■ Given request
Beneath this task is a listing; retype all of it exactly.

** Begin Data to process **

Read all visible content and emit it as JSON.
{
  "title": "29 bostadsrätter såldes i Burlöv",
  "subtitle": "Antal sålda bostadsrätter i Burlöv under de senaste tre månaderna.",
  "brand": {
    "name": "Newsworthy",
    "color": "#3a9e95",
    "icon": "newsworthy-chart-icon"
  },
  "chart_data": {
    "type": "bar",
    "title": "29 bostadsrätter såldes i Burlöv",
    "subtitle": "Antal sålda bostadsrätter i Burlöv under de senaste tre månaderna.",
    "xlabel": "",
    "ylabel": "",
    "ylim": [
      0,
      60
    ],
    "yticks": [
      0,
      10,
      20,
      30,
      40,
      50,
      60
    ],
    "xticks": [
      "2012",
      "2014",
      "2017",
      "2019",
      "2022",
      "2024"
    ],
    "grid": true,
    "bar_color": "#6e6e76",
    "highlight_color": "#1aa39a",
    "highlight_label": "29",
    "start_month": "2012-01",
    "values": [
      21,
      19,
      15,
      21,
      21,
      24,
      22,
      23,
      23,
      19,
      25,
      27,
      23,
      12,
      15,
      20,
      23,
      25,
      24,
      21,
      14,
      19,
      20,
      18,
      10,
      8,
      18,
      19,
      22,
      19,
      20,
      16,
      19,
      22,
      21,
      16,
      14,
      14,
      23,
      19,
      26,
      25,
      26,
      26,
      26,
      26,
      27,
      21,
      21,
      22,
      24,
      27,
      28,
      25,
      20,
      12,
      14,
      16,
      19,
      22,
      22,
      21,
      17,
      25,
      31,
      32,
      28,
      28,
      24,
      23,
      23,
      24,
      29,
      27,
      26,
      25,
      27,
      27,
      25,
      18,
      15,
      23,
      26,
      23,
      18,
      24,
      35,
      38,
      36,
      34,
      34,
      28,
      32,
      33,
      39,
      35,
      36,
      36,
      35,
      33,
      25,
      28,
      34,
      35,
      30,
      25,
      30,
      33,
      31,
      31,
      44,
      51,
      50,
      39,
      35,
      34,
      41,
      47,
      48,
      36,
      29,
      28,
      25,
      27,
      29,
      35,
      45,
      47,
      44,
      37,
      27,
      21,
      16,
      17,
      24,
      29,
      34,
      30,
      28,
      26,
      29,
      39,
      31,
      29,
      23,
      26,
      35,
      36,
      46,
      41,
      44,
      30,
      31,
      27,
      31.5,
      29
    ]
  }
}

** End Data to process **

■ Exercise result
Read all visible content and emit it as JSON.
{
  "title": "29 bostadsrätter såldes i Burlöv",
  "subtitle": "Antal sålda bostadsrätter i Burlöv under de senaste tre månaderna.",
  "brand": {
    "name": "Newsworthy",
    "color": "#3a9e95",
    "icon": "newsworthy-chart-icon"
  },
  "chart_data": {
    "type": "bar",
    "title": "29 bostadsrätter såldes i Burlöv",
    "subtitle": "Antal sålda bostadsrätter i Burlöv under de senaste tre månaderna.",
    "xlabel": "",
    "ylabel": "",
    "ylim": [
      0,
      60
    ],
    "yticks": [
      0,
      10,
      20,
      30,
      40,
      50,
      60
    ],
    "xticks": [
      "2012",
      "2014",
      "2017",
      "2019",
      "2022",
      "2024"
    ],
    "grid": true,
    "bar_color": "#6e6e76",
    "highlight_color": "#1aa39a",
    "highlight_label": "29",
    "start_month": "2012-01",
    "values": [
      21,
      19,
      15,
      21,
      21,
      24,
      22,
      23,
      23,
      19,
      25,
      27,
      23,
      12,
      15,
      20,
      23,
      25,
      24,
      21,
      14,
      19,
      20,
      18,
      10,
      8,
      18,
      19,
      22,
      19,
      20,
      16,
      19,
      22,
      21,
      16,
      14,
      14,
      23,
      19,
      26,
      25,
      26,
      26,
      26,
      26,
      27,
      21,
      21,
      22,
      24,
      27,
      28,
      25,
      20,
      12,
      14,
      16,
      19,
      22,
      22,
      21,
      17,
      25,
      31,
      32,
      28,
      28,
      24,
      23,
      23,
      24,
      29,
      27,
      26,
      25,
      27,
      27,
      25,
      18,
      15,
      23,
      26,
      23,
      18,
      24,
      35,
      38,
      36,
      34,
      34,
      28,
      32,
      33,
      39,
      35,
      36,
      36,
      35,
      33,
      25,
      28,
      34,
      35,
      30,
      25,
      30,
      33,
      31,
      31,
      44,
      51,
      50,
      39,
      35,
      34,
      41,
      47,
      48,
      36,
      29,
      28,
      25,
      27,
      29,
      35,
      45,
      47,
      44,
      37,
      27,
      21,
      16,
      17,
      24,
      29,
      34,
      30,
      28,
      26,
      29,
      39,
      31,
      29,
      23,
      26,
      35,
      36,
      46,
      41,
      44,
      30,
      31,
      27,
      31.5,
      29
    ]
  }
}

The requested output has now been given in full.